> [The exercise]: Omit the images, then print each record below exactly as it reads.

Dataset items
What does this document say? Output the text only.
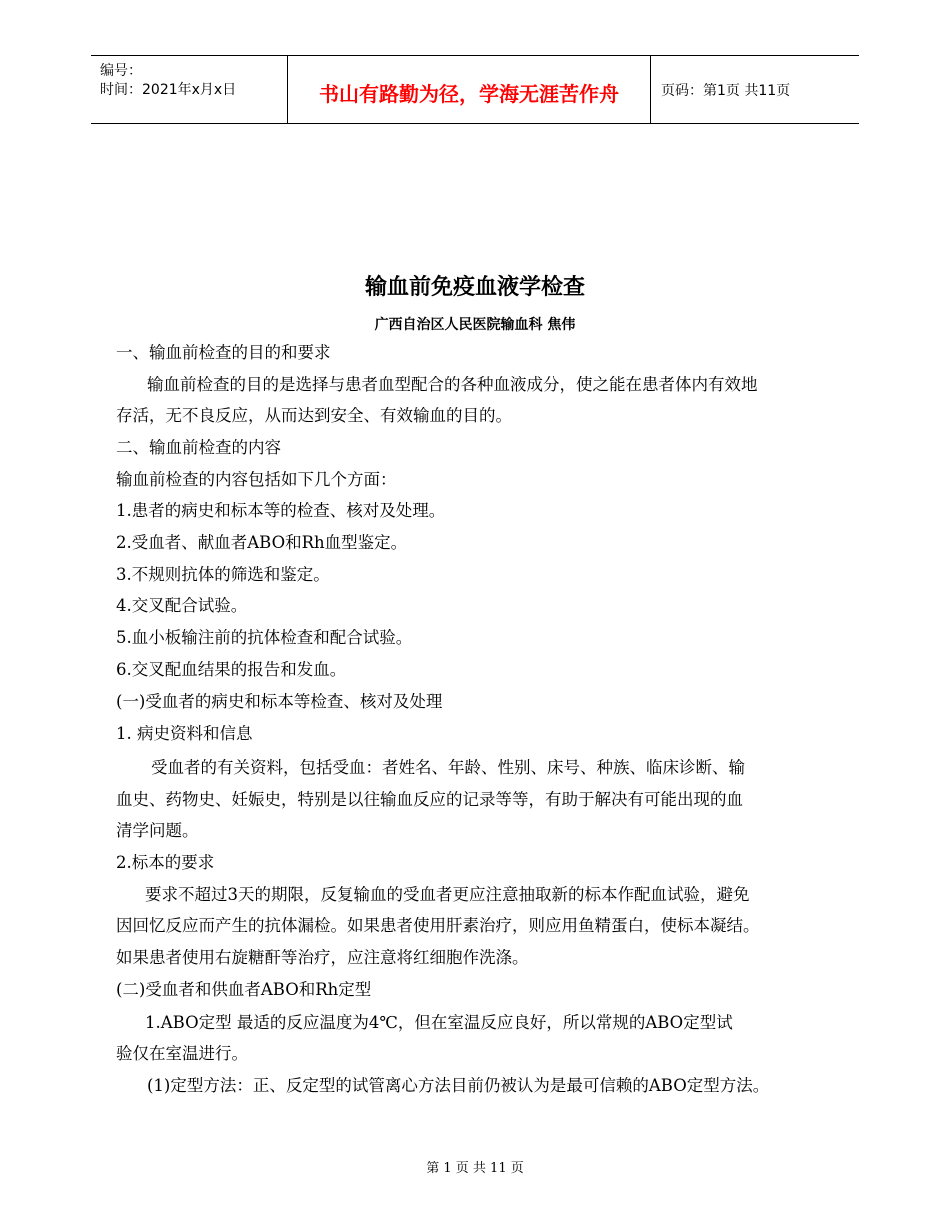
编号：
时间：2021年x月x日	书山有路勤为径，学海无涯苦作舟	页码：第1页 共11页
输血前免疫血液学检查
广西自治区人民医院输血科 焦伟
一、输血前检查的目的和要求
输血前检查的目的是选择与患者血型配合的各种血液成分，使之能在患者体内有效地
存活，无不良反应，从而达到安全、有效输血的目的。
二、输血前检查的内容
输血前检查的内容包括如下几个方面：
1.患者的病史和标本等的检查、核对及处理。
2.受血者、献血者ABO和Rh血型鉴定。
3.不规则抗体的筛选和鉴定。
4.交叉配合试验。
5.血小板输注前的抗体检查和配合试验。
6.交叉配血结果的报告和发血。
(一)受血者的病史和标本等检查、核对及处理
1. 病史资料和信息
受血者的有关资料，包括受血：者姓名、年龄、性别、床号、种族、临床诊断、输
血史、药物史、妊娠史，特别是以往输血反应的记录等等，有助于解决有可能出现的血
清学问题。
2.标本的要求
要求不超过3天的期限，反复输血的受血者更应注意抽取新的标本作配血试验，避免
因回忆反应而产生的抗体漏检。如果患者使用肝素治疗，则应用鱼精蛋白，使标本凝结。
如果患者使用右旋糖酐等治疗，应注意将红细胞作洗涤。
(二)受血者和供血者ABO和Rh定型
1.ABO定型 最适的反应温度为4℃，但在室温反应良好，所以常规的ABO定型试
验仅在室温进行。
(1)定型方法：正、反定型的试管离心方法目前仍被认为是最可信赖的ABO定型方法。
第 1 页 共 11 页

> [Expected answer]:
What does this document say? Output the text only.
编号：
时间：2021年x月x日	书山有路勤为径，学海无涯苦作舟	页码：第1页 共11页
输血前免疫血液学检查
广西自治区人民医院输血科 焦伟
一、输血前检查的目的和要求
输血前检查的目的是选择与患者血型配合的各种血液成分，使之能在患者体内有效地
存活，无不良反应，从而达到安全、有效输血的目的。
二、输血前检查的内容
输血前检查的内容包括如下几个方面：
1.患者的病史和标本等的检查、核对及处理。
2.受血者、献血者ABO和Rh血型鉴定。
3.不规则抗体的筛选和鉴定。
4.交叉配合试验。
5.血小板输注前的抗体检查和配合试验。
6.交叉配血结果的报告和发血。
(一)受血者的病史和标本等检查、核对及处理
1. 病史资料和信息
受血者的有关资料，包括受血：者姓名、年龄、性别、床号、种族、临床诊断、输
血史、药物史、妊娠史，特别是以往输血反应的记录等等，有助于解决有可能出现的血
清学问题。
2.标本的要求
要求不超过3天的期限，反复输血的受血者更应注意抽取新的标本作配血试验，避免
因回忆反应而产生的抗体漏检。如果患者使用肝素治疗，则应用鱼精蛋白，使标本凝结。
如果患者使用右旋糖酐等治疗，应注意将红细胞作洗涤。
(二)受血者和供血者ABO和Rh定型
1.ABO定型 最适的反应温度为4℃，但在室温反应良好，所以常规的ABO定型试
验仅在室温进行。
(1)定型方法：正、反定型的试管离心方法目前仍被认为是最可信赖的ABO定型方法。
第 1 页 共 11 页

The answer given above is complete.